--- Task requirements ---
Exactly retype the lines below from the one containing "Output the text content of this document." through the end of the listing. Leave pictures out.

--- Given records ---
------------------------------------

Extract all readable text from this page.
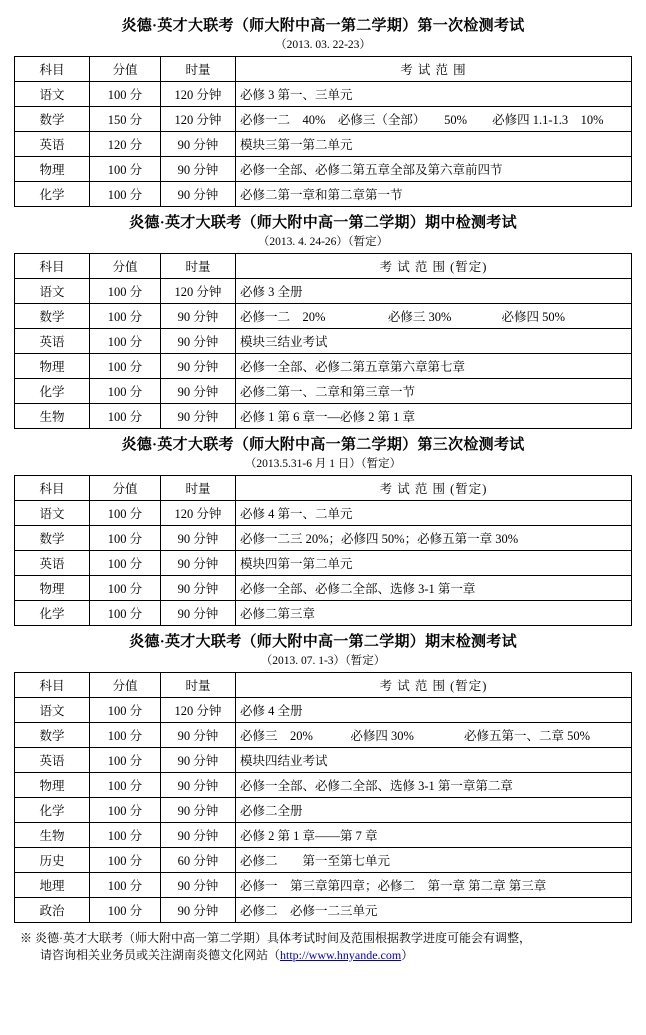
炎德·英才大联考（师大附中高一第二学期）第一次检测考试
（2013. 03. 22-23）
科目	分值	时量	考 试 范 围
语文	100 分	120 分钟	必修 3 第一、三单元
数学	150 分	120 分钟	必修一二　40%　必修三（全部）　　50%　　必修四 1.1-1.3　10%
英语	120 分	90 分钟	模块三第一第二单元
物理	100 分	90 分钟	必修一全部、必修二第五章全部及第六章前四节
化学	100 分	90 分钟	必修二第一章和第二章第一节
炎德·英才大联考（师大附中高一第二学期）期中检测考试
（2013. 4. 24-26）（暂定）
科目	分值	时量	考 试 范 围 (暂定)
语文	100 分	120 分钟	必修 3 全册
数学	100 分	90 分钟	必修一二　20%　　　　　必修三 30%　　　　必修四 50%
英语	100 分	90 分钟	模块三结业考试
物理	100 分	90 分钟	必修一全部、必修二第五章第六章第七章
化学	100 分	90 分钟	必修二第一、二章和第三章一节
生物	100 分	90 分钟	必修 1 第 6 章一—必修 2 第 1 章
炎德·英才大联考（师大附中高一第二学期）第三次检测考试
（2013.5.31-6 月 1 日）（暂定）
科目	分值	时量	考 试 范 围 (暂定)
语文	100 分	120 分钟	必修 4 第一、二单元
数学	100 分	90 分钟	必修一二三 20%；必修四 50%；必修五第一章 30%
英语	100 分	90 分钟	模块四第一第二单元
物理	100 分	90 分钟	必修一全部、必修二全部、选修 3-1 第一章
化学	100 分	90 分钟	必修二第三章
炎德·英才大联考（师大附中高一第二学期）期末检测考试
（2013. 07. 1-3）（暂定）
科目	分值	时量	考 试 范 围 (暂定)
语文	100 分	120 分钟	必修 4 全册
数学	100 分	90 分钟	必修三　20%　　　必修四 30%　　　　必修五第一、二章 50%
英语	100 分	90 分钟	模块四结业考试
物理	100 分	90 分钟	必修一全部、必修二全部、选修 3-1 第一章第二章
化学	100 分	90 分钟	必修二全册
生物	100 分	90 分钟	必修 2 第 1 章——第 7 章
历史	100 分	60 分钟	必修二　　第一至第七单元
地理	100 分	90 分钟	必修一　第三章第四章；必修二　第一章 第二章 第三章
政治	100 分	90 分钟	必修二　必修一二三单元
※ 炎德·英才大联考（师大附中高一第二学期）具体考试时间及范围根据教学进度可能会有调整，
请咨询相关业务员或关注湖南炎德文化网站（http://www.hnyande.com）
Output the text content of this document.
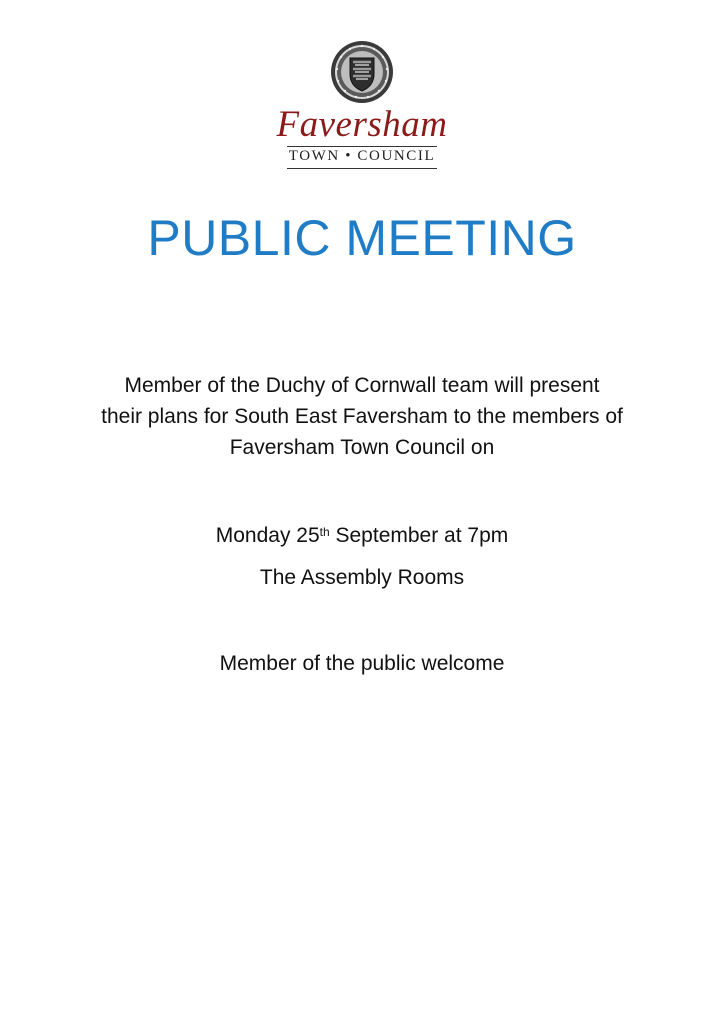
Faversham
TOWN • COUNCIL
PUBLIC MEETING
Member of the Duchy of Cornwall team will present
their plans for South East Faversham to the members of
Faversham Town Council on
Monday 25th September at 7pm
The Assembly Rooms
Member of the public welcome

------------------------------------

--- Exercise answer ---
Output the text content of this document.
Faversham
TOWN • COUNCIL
PUBLIC MEETING
Member of the Duchy of Cornwall team will present
their plans for South East Faversham to the members of
Faversham Town Council on
Monday 25th September at 7pm
The Assembly Rooms
Member of the public welcome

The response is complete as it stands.